# Given entries:
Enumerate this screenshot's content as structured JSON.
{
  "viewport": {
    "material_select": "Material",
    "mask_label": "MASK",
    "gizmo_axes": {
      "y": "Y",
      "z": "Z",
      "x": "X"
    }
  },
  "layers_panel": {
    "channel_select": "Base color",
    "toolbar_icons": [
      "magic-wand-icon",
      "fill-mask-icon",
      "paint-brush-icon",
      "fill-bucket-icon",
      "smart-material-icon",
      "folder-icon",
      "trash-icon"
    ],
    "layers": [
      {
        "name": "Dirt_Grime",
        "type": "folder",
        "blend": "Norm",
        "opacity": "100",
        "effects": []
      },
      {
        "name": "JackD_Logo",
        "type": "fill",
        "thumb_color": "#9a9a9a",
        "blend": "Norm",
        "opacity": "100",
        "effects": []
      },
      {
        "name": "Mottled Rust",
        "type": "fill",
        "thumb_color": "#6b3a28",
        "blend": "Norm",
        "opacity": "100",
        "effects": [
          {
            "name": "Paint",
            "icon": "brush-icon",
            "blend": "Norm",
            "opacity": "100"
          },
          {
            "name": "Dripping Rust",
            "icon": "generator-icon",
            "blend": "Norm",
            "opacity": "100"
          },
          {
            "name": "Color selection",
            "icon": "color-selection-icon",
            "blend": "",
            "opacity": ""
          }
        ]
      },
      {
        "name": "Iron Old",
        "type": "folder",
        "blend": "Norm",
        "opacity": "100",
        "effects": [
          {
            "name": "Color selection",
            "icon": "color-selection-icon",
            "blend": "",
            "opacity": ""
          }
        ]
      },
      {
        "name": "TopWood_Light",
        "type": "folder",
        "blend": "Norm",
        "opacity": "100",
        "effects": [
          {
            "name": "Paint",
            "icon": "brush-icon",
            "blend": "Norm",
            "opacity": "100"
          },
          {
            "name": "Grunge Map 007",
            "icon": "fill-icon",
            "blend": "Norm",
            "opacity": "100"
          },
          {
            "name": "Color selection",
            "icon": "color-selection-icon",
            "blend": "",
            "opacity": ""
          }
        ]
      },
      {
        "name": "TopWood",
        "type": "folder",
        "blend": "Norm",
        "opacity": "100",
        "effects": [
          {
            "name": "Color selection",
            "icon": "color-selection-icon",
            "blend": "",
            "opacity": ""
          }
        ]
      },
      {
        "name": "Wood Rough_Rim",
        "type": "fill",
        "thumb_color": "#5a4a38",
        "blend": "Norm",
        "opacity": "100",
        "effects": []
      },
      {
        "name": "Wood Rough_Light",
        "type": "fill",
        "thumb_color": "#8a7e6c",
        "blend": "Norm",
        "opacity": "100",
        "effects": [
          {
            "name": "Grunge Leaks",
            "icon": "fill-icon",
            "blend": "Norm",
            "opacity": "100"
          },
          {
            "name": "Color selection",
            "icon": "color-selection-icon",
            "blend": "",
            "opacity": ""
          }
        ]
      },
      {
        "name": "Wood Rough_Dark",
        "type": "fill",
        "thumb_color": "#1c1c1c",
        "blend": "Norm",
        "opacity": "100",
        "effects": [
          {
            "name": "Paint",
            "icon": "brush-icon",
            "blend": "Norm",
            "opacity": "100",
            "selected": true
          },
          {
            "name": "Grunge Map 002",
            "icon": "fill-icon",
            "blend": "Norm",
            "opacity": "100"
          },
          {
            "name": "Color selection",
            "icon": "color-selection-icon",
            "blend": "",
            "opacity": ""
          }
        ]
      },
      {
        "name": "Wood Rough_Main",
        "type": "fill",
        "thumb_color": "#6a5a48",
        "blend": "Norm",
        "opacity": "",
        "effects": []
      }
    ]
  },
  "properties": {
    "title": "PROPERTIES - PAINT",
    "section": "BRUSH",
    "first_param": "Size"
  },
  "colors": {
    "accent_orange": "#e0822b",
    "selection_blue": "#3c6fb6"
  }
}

# Given task:
Using the material above, print every entry exactly as written.

# Exercise answer:
Enumerate this screenshot's content as structured JSON.
{
  "viewport": {
    "material_select": "Material",
    "mask_label": "MASK",
    "gizmo_axes": {
      "y": "Y",
      "z": "Z",
      "x": "X"
    }
  },
  "layers_panel": {
    "channel_select": "Base color",
    "toolbar_icons": [
      "magic-wand-icon",
      "fill-mask-icon",
      "paint-brush-icon",
      "fill-bucket-icon",
      "smart-material-icon",
      "folder-icon",
      "trash-icon"
    ],
    "layers": [
      {
        "name": "Dirt_Grime",
        "type": "folder",
        "blend": "Norm",
        "opacity": "100",
        "effects": []
      },
      {
        "name": "JackD_Logo",
        "type": "fill",
        "thumb_color": "#9a9a9a",
        "blend": "Norm",
        "opacity": "100",
        "effects": []
      },
      {
        "name": "Mottled Rust",
        "type": "fill",
        "thumb_color": "#6b3a28",
        "blend": "Norm",
        "opacity": "100",
        "effects": [
          {
            "name": "Paint",
            "icon": "brush-icon",
            "blend": "Norm",
            "opacity": "100"
          },
          {
            "name": "Dripping Rust",
            "icon": "generator-icon",
            "blend": "Norm",
            "opacity": "100"
          },
          {
            "name": "Color selection",
            "icon": "color-selection-icon",
            "blend": "",
            "opacity": ""
          }
        ]
      },
      {
        "name": "Iron Old",
        "type": "folder",
        "blend": "Norm",
        "opacity": "100",
        "effects": [
          {
            "name": "Color selection",
            "icon": "color-selection-icon",
            "blend": "",
            "opacity": ""
          }
        ]
      },
      {
        "name": "TopWood_Light",
        "type": "folder",
        "blend": "Norm",
        "opacity": "100",
        "effects": [
          {
            "name": "Paint",
            "icon": "brush-icon",
            "blend": "Norm",
            "opacity": "100"
          },
          {
            "name": "Grunge Map 007",
            "icon": "fill-icon",
            "blend": "Norm",
            "opacity": "100"
          },
          {
            "name": "Color selection",
            "icon": "color-selection-icon",
            "blend": "",
            "opacity": ""
          }
        ]
      },
      {
        "name": "TopWood",
        "type": "folder",
        "blend": "Norm",
        "opacity": "100",
        "effects": [
          {
            "name": "Color selection",
            "icon": "color-selection-icon",
            "blend": "",
            "opacity": ""
          }
        ]
      },
      {
        "name": "Wood Rough_Rim",
        "type": "fill",
        "thumb_color": "#5a4a38",
        "blend": "Norm",
        "opacity": "100",
        "effects": []
      },
      {
        "name": "Wood Rough_Light",
        "type": "fill",
        "thumb_color": "#8a7e6c",
        "blend": "Norm",
        "opacity": "100",
        "effects": [
          {
            "name": "Grunge Leaks",
            "icon": "fill-icon",
            "blend": "Norm",
            "opacity": "100"
          },
          {
            "name": "Color selection",
            "icon": "color-selection-icon",
            "blend": "",
            "opacity": ""
          }
        ]
      },
      {
        "name": "Wood Rough_Dark",
        "type": "fill",
        "thumb_color": "#1c1c1c",
        "blend": "Norm",
        "opacity": "100",
        "effects": [
          {
            "name": "Paint",
            "icon": "brush-icon",
            "blend": "Norm",
            "opacity": "100",
            "selected": true
          },
          {
            "name": "Grunge Map 002",
            "icon": "fill-icon",
            "blend": "Norm",
            "opacity": "100"
          },
          {
            "name": "Color selection",
            "icon": "color-selection-icon",
            "blend": "",
            "opacity": ""
          }
        ]
      },
      {
        "name": "Wood Rough_Main",
        "type": "fill",
        "thumb_color": "#6a5a48",
        "blend": "Norm",
        "opacity": "",
        "effects": []
      }
    ]
  },
  "properties": {
    "title": "PROPERTIES - PAINT",
    "section": "BRUSH",
    "first_param": "Size"
  },
  "colors": {
    "accent_orange": "#e0822b",
    "selection_blue": "#3c6fb6"
  }
}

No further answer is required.